Using the listing below, extract each line that has the word "text" in it.

Data listing

★ ★ ★ ★ ★

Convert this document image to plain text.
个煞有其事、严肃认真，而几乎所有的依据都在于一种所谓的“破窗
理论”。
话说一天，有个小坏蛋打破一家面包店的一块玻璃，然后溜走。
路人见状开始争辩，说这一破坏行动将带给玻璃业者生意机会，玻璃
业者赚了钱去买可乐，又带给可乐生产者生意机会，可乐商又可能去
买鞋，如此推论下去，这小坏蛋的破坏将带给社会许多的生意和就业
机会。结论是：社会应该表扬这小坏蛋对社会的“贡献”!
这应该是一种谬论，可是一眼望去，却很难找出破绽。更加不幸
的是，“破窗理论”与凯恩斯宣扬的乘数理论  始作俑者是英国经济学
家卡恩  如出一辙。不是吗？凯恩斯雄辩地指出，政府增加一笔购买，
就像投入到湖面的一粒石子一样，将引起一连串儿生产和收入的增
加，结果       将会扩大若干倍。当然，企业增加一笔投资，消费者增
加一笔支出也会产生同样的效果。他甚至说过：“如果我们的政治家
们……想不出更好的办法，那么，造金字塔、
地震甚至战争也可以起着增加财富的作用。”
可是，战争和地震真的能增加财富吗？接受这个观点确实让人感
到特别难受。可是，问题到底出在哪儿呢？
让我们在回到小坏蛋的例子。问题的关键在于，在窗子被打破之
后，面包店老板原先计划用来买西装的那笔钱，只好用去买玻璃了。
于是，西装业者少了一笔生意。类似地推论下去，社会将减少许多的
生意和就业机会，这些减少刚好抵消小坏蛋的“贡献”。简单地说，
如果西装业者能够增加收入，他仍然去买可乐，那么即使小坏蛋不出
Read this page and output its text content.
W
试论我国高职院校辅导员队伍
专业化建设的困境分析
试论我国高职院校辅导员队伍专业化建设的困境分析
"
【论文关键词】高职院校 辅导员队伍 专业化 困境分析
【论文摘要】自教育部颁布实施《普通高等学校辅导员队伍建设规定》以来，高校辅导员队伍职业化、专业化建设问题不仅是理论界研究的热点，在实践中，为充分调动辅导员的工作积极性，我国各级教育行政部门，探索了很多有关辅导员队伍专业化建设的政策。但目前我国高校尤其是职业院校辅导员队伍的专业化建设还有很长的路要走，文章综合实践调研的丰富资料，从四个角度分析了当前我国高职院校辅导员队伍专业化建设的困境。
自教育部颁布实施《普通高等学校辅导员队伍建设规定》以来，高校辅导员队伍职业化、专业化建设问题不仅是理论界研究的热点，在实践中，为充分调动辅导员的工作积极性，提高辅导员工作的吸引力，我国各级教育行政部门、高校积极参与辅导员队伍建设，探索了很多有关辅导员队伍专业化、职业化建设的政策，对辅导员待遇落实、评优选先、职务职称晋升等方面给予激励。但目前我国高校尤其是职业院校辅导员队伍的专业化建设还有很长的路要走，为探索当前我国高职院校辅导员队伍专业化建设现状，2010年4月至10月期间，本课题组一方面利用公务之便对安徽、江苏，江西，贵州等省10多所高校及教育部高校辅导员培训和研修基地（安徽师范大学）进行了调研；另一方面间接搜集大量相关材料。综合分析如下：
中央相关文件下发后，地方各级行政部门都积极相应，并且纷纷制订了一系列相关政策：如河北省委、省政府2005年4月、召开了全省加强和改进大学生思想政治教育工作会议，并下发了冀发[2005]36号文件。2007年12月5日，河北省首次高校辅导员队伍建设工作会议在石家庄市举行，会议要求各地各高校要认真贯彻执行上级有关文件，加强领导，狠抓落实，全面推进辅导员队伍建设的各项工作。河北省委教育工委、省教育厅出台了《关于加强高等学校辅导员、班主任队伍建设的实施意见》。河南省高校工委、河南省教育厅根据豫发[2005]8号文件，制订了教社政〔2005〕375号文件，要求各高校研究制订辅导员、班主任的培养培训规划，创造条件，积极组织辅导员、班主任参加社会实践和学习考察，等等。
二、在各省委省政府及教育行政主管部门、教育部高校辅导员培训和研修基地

★ ★ ★ ★ ★

REPLY TO THE EXERCISE
Convert this document image to plain text.
Read this page and output its text content.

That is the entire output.